Saved entries:
┌──
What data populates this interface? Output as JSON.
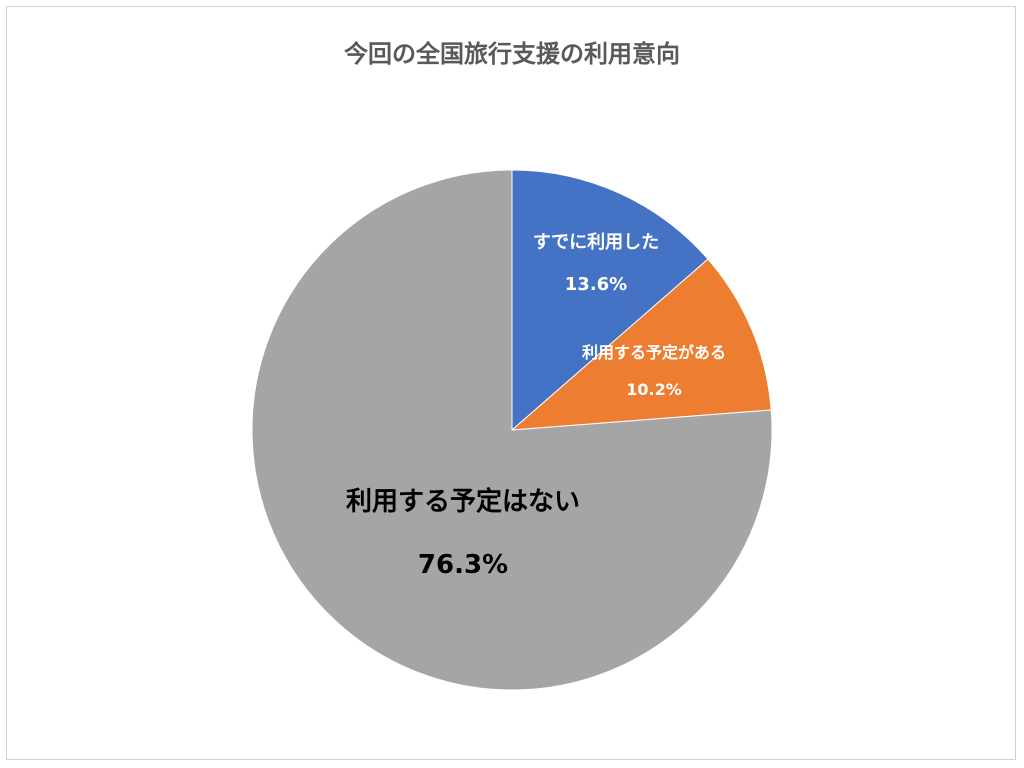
{
  "chart_data": {
    "type": "pie",
    "title": "今回の全国旅行支援の利用意向",
    "slices": [
      {
        "label": "すでに利用した",
        "value": 13.6,
        "value_label": "13.6%",
        "color": "#4472C4",
        "text_color": "#ffffff"
      },
      {
        "label": "利用する予定がある",
        "value": 10.2,
        "value_label": "10.2%",
        "color": "#ED7D31",
        "text_color": "#ffffff"
      },
      {
        "label": "利用する予定はない",
        "value": 76.3,
        "value_label": "76.3%",
        "color": "#A5A5A5",
        "text_color": "#000000"
      }
    ],
    "legend": "none",
    "start_angle": "12 o'clock",
    "direction": "clockwise"
  }
}
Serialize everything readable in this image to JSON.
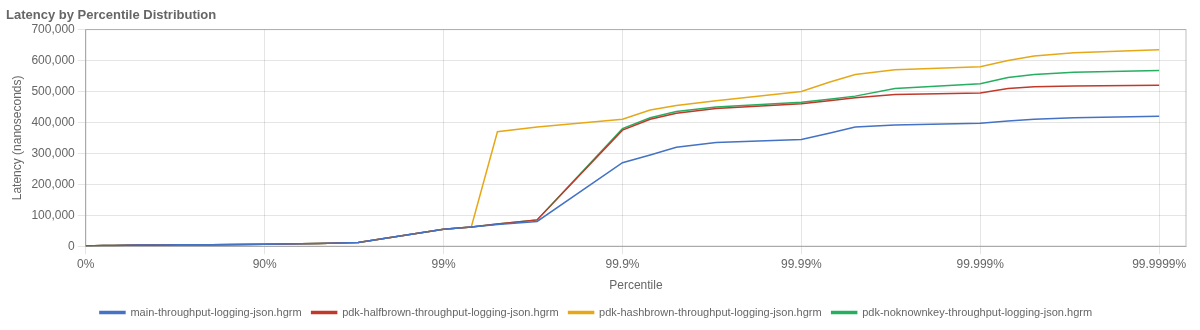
└──
> **Problem to solve**
Omit the pictures and give the material again, exactly and in full.

> **The response**
What data populates this interface? Output as JSON.
{
  "chart_data": {
    "type": "pie",
    "title": "今回の全国旅行支援の利用意向",
    "slices": [
      {
        "label": "すでに利用した",
        "value": 13.6,
        "value_label": "13.6%",
        "color": "#4472C4",
        "text_color": "#ffffff"
      },
      {
        "label": "利用する予定がある",
        "value": 10.2,
        "value_label": "10.2%",
        "color": "#ED7D31",
        "text_color": "#ffffff"
      },
      {
        "label": "利用する予定はない",
        "value": 76.3,
        "value_label": "76.3%",
        "color": "#A5A5A5",
        "text_color": "#000000"
      }
    ],
    "legend": "none",
    "start_angle": "12 o'clock",
    "direction": "clockwise"
  }
}
Serialize everything readable in this image to JSON.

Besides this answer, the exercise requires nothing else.